**Entries shown**:
════════

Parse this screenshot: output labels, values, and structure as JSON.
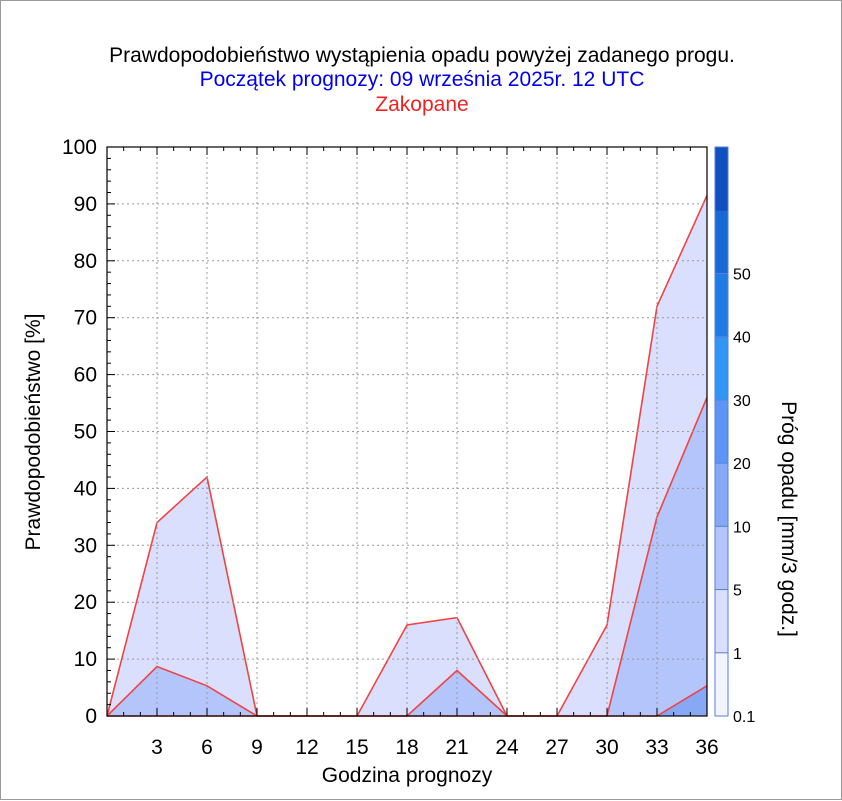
{
  "header": {
    "title": "Prawdopodobieństwo wystąpienia opadu powyżej zadanego progu.",
    "subtitle": "Początek prognozy: 09 września 2025r. 12 UTC",
    "location": "Zakopane"
  },
  "chart_data": {
    "type": "area",
    "xlabel": "Godzina prognozy",
    "ylabel": "Prawdopodobieństwo [%]",
    "x": [
      0,
      3,
      6,
      9,
      12,
      15,
      18,
      21,
      24,
      27,
      30,
      33,
      36
    ],
    "xticks": [
      3,
      6,
      9,
      12,
      15,
      18,
      21,
      24,
      27,
      30,
      33,
      36
    ],
    "xlim": [
      0,
      36
    ],
    "ylim": [
      0,
      100
    ],
    "yticks": [
      0,
      10,
      20,
      30,
      40,
      50,
      60,
      70,
      80,
      90,
      100
    ],
    "grid": true,
    "series": [
      {
        "threshold": 0.1,
        "fill": "#d9dffd",
        "values": [
          0,
          34,
          42,
          0,
          0,
          0,
          16,
          17.3,
          0,
          0,
          16,
          72,
          91.5
        ]
      },
      {
        "threshold": 1,
        "fill": "#b3c5fa",
        "values": [
          0,
          8.7,
          5.3,
          0,
          0,
          0,
          0,
          8,
          0,
          0,
          0,
          35,
          56
        ]
      },
      {
        "threshold": 5,
        "fill": "#86a8f5",
        "values": [
          0,
          0,
          0,
          0,
          0,
          0,
          0,
          0,
          0,
          0,
          0,
          0,
          5.3
        ]
      }
    ],
    "outline_color": "#ee4444",
    "colorbar": {
      "label": "Próg opadu [mm/3 godz.]",
      "ticks": [
        "0.1",
        "1",
        "5",
        "10",
        "20",
        "30",
        "40",
        "50"
      ],
      "colors": [
        "#f2f4fe",
        "#d9dffd",
        "#b3c5fa",
        "#86a8f5",
        "#5c95f5",
        "#2f96f5",
        "#1f7be6",
        "#1868d6",
        "#0f4fbf"
      ]
    }
  }
}
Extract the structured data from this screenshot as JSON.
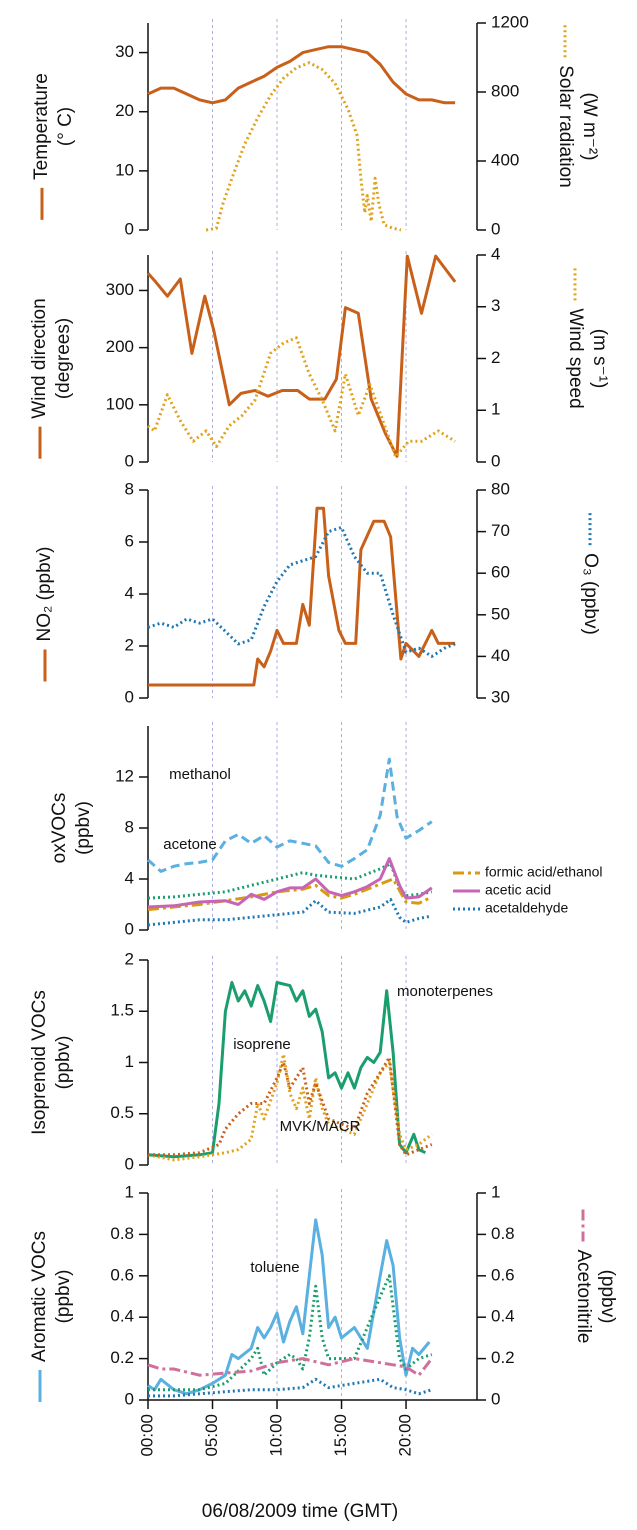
{
  "chart_data": [
    {
      "type": "line",
      "ylabel": [
        "Temperature",
        "(° C)"
      ],
      "ylim": [
        0,
        35
      ],
      "yticks": [
        0,
        10,
        20,
        30
      ],
      "y2label": [
        "Solar radiation",
        "(W m⁻²)"
      ],
      "y2lim": [
        0,
        1200
      ],
      "y2ticks": [
        0,
        400,
        800,
        1200
      ],
      "series": [
        {
          "color": "#c8601a",
          "style": "solid",
          "x": [
            0,
            1,
            2,
            3,
            4,
            5,
            6,
            7,
            8,
            9,
            10,
            11,
            12,
            13,
            14,
            15,
            16,
            17,
            18,
            19,
            20,
            21,
            22,
            23,
            23.8
          ],
          "values": [
            23,
            24,
            24,
            23,
            22,
            21.5,
            22,
            24,
            25,
            26,
            27.5,
            28.5,
            30,
            30.5,
            31,
            31,
            30.5,
            30,
            28,
            25,
            23,
            22,
            22,
            21.5,
            21.5
          ]
        },
        {
          "color": "#e0a21a",
          "style": "dotted",
          "axis": "y2",
          "x": [
            4.5,
            5.3,
            5.8,
            6.5,
            7.5,
            8.5,
            9.5,
            10.5,
            11.5,
            12.5,
            13.5,
            14.5,
            15.5,
            16.2,
            16.5,
            16.8,
            17,
            17.3,
            17.6,
            17.9,
            18.3,
            19,
            19.6
          ],
          "values": [
            0,
            10,
            150,
            300,
            500,
            650,
            780,
            880,
            940,
            970,
            930,
            850,
            700,
            550,
            300,
            100,
            200,
            50,
            300,
            150,
            30,
            10,
            0
          ]
        }
      ]
    },
    {
      "type": "line",
      "ylabel": [
        "Wind direction",
        "(degrees)"
      ],
      "ylim": [
        0,
        362
      ],
      "yticks": [
        0,
        100,
        200,
        300
      ],
      "y2label": [
        "Wind speed",
        "(m s⁻¹)"
      ],
      "y2lim": [
        0,
        4
      ],
      "y2ticks": [
        0,
        1,
        2,
        3,
        4
      ],
      "series": [
        {
          "color": "#c8601a",
          "style": "solid",
          "x": [
            0,
            0.6,
            1.5,
            2.5,
            3.4,
            4.4,
            5.1,
            6.3,
            7.2,
            8.3,
            9.3,
            10.4,
            11.6,
            12.5,
            13.7,
            14.6,
            15.3,
            16.3,
            17.3,
            18.4,
            19.3,
            20.1,
            21.2,
            22.3,
            23.8
          ],
          "values": [
            330,
            315,
            290,
            320,
            190,
            290,
            230,
            100,
            120,
            125,
            115,
            125,
            125,
            110,
            110,
            145,
            270,
            260,
            110,
            50,
            10,
            360,
            260,
            360,
            315
          ]
        },
        {
          "color": "#e0a21a",
          "style": "dotted",
          "axis": "y2",
          "x": [
            0,
            0.5,
            1.5,
            2.5,
            3.5,
            4.5,
            5.3,
            6.3,
            7.3,
            8.3,
            9.5,
            10.5,
            11.5,
            12.5,
            13.5,
            14.5,
            15.3,
            16.3,
            17.2,
            18.2,
            19.2,
            20.2,
            21.2,
            22.5,
            23.8
          ],
          "values": [
            0.7,
            0.6,
            1.3,
            0.8,
            0.4,
            0.6,
            0.3,
            0.7,
            0.9,
            1.2,
            2.1,
            2.3,
            2.4,
            1.7,
            1.2,
            0.6,
            1.7,
            0.9,
            1.5,
            0.8,
            0.1,
            0.4,
            0.4,
            0.6,
            0.4
          ]
        }
      ]
    },
    {
      "type": "line",
      "ylabel": [
        "NO₂ (ppbv)"
      ],
      "ylim": [
        0,
        8
      ],
      "yticks": [
        0,
        2,
        4,
        6,
        8
      ],
      "y2label": [
        "O₃ (ppbv)"
      ],
      "y2lim": [
        30,
        80
      ],
      "y2ticks": [
        30,
        40,
        50,
        60,
        70,
        80
      ],
      "series": [
        {
          "color": "#c8601a",
          "style": "solid",
          "x": [
            0,
            8.2,
            8.5,
            9,
            9.5,
            10,
            10.5,
            11.5,
            12,
            12.5,
            13.1,
            13.6,
            14,
            14.8,
            15.3,
            16.1,
            16.5,
            17.5,
            18.3,
            18.8,
            19.6,
            20,
            21,
            22,
            22.5,
            23.8
          ],
          "values": [
            0.5,
            0.5,
            1.5,
            1.2,
            1.8,
            2.6,
            2.1,
            2.1,
            3.6,
            2.8,
            7.3,
            7.3,
            4.7,
            2.6,
            2.1,
            2.1,
            5.7,
            6.8,
            6.8,
            6.2,
            1.5,
            2.1,
            1.6,
            2.6,
            2.1,
            2.1
          ]
        },
        {
          "color": "#1f78b4",
          "style": "dotted",
          "axis": "y2",
          "x": [
            0,
            1,
            2,
            3,
            4,
            5,
            6,
            7,
            8,
            9,
            10,
            11,
            12,
            13,
            14,
            15,
            16,
            17,
            18,
            19,
            20,
            21,
            22,
            23,
            23.8
          ],
          "values": [
            47,
            48,
            47,
            49,
            48,
            49,
            46,
            43,
            44,
            52,
            58,
            62,
            63,
            64,
            70,
            71,
            64,
            60,
            60,
            50,
            41,
            42,
            40,
            42,
            43
          ]
        }
      ]
    },
    {
      "type": "line",
      "ylabel": [
        "oxVOCs",
        "(ppbv)"
      ],
      "ylim": [
        0,
        16
      ],
      "yticks": [
        0,
        4,
        8,
        12
      ],
      "legend": "right",
      "series": [
        {
          "name": "methanol",
          "inline": true,
          "color": "#5ab0e0",
          "style": "dashed",
          "x": [
            0,
            1,
            2,
            3,
            4,
            5,
            6,
            7,
            8,
            9,
            10,
            11,
            12,
            13,
            14,
            15,
            16,
            17,
            18,
            18.7,
            19.3,
            20,
            21,
            22
          ],
          "values": [
            5.5,
            4.6,
            5.0,
            5.2,
            5.3,
            5.5,
            7.0,
            7.5,
            6.8,
            7.4,
            6.5,
            7.0,
            6.8,
            6.6,
            5.3,
            5.0,
            5.6,
            6.3,
            9.0,
            13.4,
            8.9,
            7.2,
            7.8,
            8.5
          ]
        },
        {
          "name": "acetone",
          "inline": true,
          "color": "#1a9e6e",
          "style": "dotted",
          "x": [
            0,
            2,
            4,
            6,
            8,
            10,
            12,
            13,
            14,
            16,
            18,
            18.8,
            19.5,
            20,
            21,
            22
          ],
          "values": [
            2.5,
            2.6,
            2.8,
            3.0,
            3.5,
            4.0,
            4.5,
            4.3,
            4.2,
            4.0,
            4.8,
            5.2,
            3.3,
            2.7,
            2.8,
            3.0
          ]
        },
        {
          "name": "formic acid/ethanol",
          "color": "#d89a10",
          "style": "dashdot",
          "x": [
            0,
            2,
            4,
            6,
            8,
            10,
            12,
            13,
            14,
            15,
            16,
            18,
            19,
            20,
            21,
            22
          ],
          "values": [
            1.6,
            1.8,
            2.0,
            2.3,
            2.6,
            3.0,
            3.2,
            3.5,
            2.7,
            2.5,
            2.8,
            3.6,
            4.0,
            2.2,
            2.1,
            2.6
          ]
        },
        {
          "name": "acetic acid",
          "color": "#c864b4",
          "style": "solid",
          "x": [
            0,
            2,
            4,
            6,
            7,
            8,
            9,
            10,
            11,
            12,
            13,
            14,
            15,
            16,
            17,
            18,
            18.7,
            19.5,
            20,
            21,
            22
          ],
          "values": [
            1.8,
            1.9,
            2.2,
            2.3,
            2.0,
            2.8,
            2.4,
            3.0,
            3.3,
            3.3,
            4.0,
            3.0,
            2.7,
            3.0,
            3.4,
            4.0,
            5.6,
            3.5,
            2.5,
            2.6,
            3.3
          ]
        },
        {
          "name": "acetaldehyde",
          "color": "#1f78b4",
          "style": "dotted",
          "x": [
            0,
            2,
            4,
            6,
            8,
            10,
            12,
            13,
            14,
            16,
            18,
            18.8,
            19.5,
            20,
            21,
            22
          ],
          "values": [
            0.4,
            0.6,
            0.8,
            0.8,
            1.0,
            1.2,
            1.4,
            2.3,
            1.4,
            1.3,
            1.8,
            2.4,
            1.0,
            0.6,
            0.9,
            1.1
          ]
        }
      ]
    },
    {
      "type": "line",
      "ylabel": [
        "Isoprenoid VOCs",
        "(ppbv)"
      ],
      "ylim": [
        0,
        2
      ],
      "yticks": [
        0,
        0.5,
        1,
        1.5,
        2
      ],
      "series": [
        {
          "name": "monoterpenes",
          "inline": true,
          "color": "#1a9e6e",
          "style": "solid",
          "x": [
            0,
            2,
            4,
            5,
            5.5,
            6,
            6.5,
            7,
            7.5,
            8,
            8.5,
            9,
            9.5,
            10,
            11,
            11.5,
            12,
            12.5,
            13,
            13.5,
            14,
            14.5,
            15,
            15.5,
            16,
            16.5,
            17,
            17.5,
            18,
            18.5,
            19,
            19.5,
            20,
            20.6,
            21,
            21.5
          ],
          "values": [
            0.1,
            0.08,
            0.1,
            0.12,
            0.6,
            1.5,
            1.78,
            1.6,
            1.7,
            1.55,
            1.75,
            1.6,
            1.4,
            1.78,
            1.75,
            1.6,
            1.7,
            1.45,
            1.52,
            1.3,
            0.85,
            0.9,
            0.75,
            0.9,
            0.75,
            0.95,
            1.05,
            1.0,
            1.1,
            1.7,
            1.1,
            0.2,
            0.12,
            0.3,
            0.15,
            0.12
          ]
        },
        {
          "name": "isoprene",
          "inline": true,
          "color": "#e0a21a",
          "style": "dotted",
          "x": [
            0,
            2,
            4,
            6,
            7,
            8,
            8.5,
            9,
            10,
            10.5,
            11,
            11.5,
            12,
            12.5,
            13,
            13.5,
            14,
            15,
            16,
            17,
            18,
            18.7,
            19.5,
            20,
            21,
            22
          ],
          "values": [
            0.1,
            0.05,
            0.08,
            0.12,
            0.15,
            0.25,
            0.6,
            0.45,
            0.8,
            1.08,
            0.7,
            0.55,
            0.75,
            0.45,
            0.85,
            0.55,
            0.4,
            0.35,
            0.3,
            0.6,
            0.9,
            1.0,
            0.3,
            0.15,
            0.2,
            0.3
          ]
        },
        {
          "name": "MVK/MACR",
          "inline": true,
          "color": "#c8601a",
          "style": "dotted",
          "x": [
            0,
            2,
            4,
            5.5,
            6,
            7,
            8,
            9,
            10,
            10.5,
            11,
            12,
            12.5,
            13,
            14,
            15,
            16,
            17,
            18,
            18.7,
            19.5,
            20,
            21,
            22
          ],
          "values": [
            0.1,
            0.1,
            0.12,
            0.2,
            0.35,
            0.5,
            0.6,
            0.6,
            0.85,
            1.0,
            0.75,
            0.95,
            0.6,
            0.8,
            0.45,
            0.4,
            0.35,
            0.7,
            0.9,
            1.05,
            0.2,
            0.1,
            0.15,
            0.2
          ]
        }
      ]
    },
    {
      "type": "line",
      "ylabel": [
        "Aromatic VOCs",
        "(ppbv)"
      ],
      "ylim": [
        0,
        1
      ],
      "yticks": [
        0,
        0.2,
        0.4,
        0.6,
        0.8,
        1
      ],
      "y2label": [
        "Acetonitrile",
        "(ppbv)"
      ],
      "y2lim": [
        0,
        1
      ],
      "y2ticks": [
        0,
        0.2,
        0.4,
        0.6,
        0.8,
        1
      ],
      "xlabel": "06/08/2009 time (GMT)",
      "xlim": [
        0,
        25.5
      ],
      "xticks": [
        {
          "value": 0,
          "label": "00:00"
        },
        {
          "value": 5,
          "label": "05:00"
        },
        {
          "value": 10,
          "label": "10:00"
        },
        {
          "value": 15,
          "label": "15:00"
        },
        {
          "value": 20,
          "label": "20:00"
        }
      ],
      "grid": true,
      "series": [
        {
          "name": "toluene",
          "inline": true,
          "color": "#5ab0e0",
          "style": "solid",
          "x": [
            0,
            0.5,
            1,
            2,
            3,
            4,
            5,
            6,
            6.5,
            7,
            8,
            8.5,
            9,
            9.5,
            10,
            10.5,
            11,
            11.5,
            12,
            12.5,
            13,
            13.5,
            14,
            14.5,
            15,
            16,
            17,
            18,
            18.5,
            19,
            19.5,
            20,
            20.5,
            21,
            21.8
          ],
          "values": [
            0.07,
            0.05,
            0.1,
            0.05,
            0.03,
            0.05,
            0.08,
            0.12,
            0.22,
            0.2,
            0.25,
            0.35,
            0.3,
            0.35,
            0.42,
            0.28,
            0.38,
            0.45,
            0.32,
            0.6,
            0.87,
            0.7,
            0.35,
            0.4,
            0.3,
            0.35,
            0.25,
            0.6,
            0.77,
            0.65,
            0.3,
            0.12,
            0.25,
            0.22,
            0.28
          ]
        },
        {
          "color": "#1a9e6e",
          "style": "dotted",
          "x": [
            0,
            2,
            4,
            6,
            8,
            8.5,
            9,
            10,
            11,
            11.5,
            12,
            12.5,
            13,
            13.5,
            14,
            15,
            16,
            17,
            18,
            18.7,
            19.5,
            20,
            21,
            22
          ],
          "values": [
            0.05,
            0.05,
            0.05,
            0.08,
            0.2,
            0.25,
            0.12,
            0.18,
            0.22,
            0.2,
            0.15,
            0.3,
            0.55,
            0.3,
            0.2,
            0.2,
            0.2,
            0.35,
            0.5,
            0.6,
            0.2,
            0.15,
            0.2,
            0.22
          ]
        },
        {
          "color": "#1f78b4",
          "style": "dotted",
          "x": [
            0,
            2,
            4,
            6,
            8,
            10,
            12,
            13,
            14,
            16,
            18,
            19,
            20,
            21,
            22
          ],
          "values": [
            0.02,
            0.02,
            0.03,
            0.04,
            0.05,
            0.05,
            0.06,
            0.1,
            0.06,
            0.08,
            0.1,
            0.06,
            0.05,
            0.03,
            0.05
          ]
        },
        {
          "color": "#d0709a",
          "style": "dashdot",
          "axis": "y2",
          "x": [
            0,
            1,
            2,
            4,
            6,
            8,
            10,
            12,
            14,
            16,
            18,
            19,
            20,
            21,
            22
          ],
          "values": [
            0.17,
            0.15,
            0.15,
            0.12,
            0.13,
            0.14,
            0.18,
            0.2,
            0.17,
            0.2,
            0.18,
            0.17,
            0.16,
            0.12,
            0.2
          ]
        }
      ]
    }
  ]
}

════════

**Problem description**:
Copy each line of the records that contains the word "fill".

**Result for this task**:
        "fill": "#d9dffd",
        "fill": "#b3c5fa",
        "fill": "#86a8f5",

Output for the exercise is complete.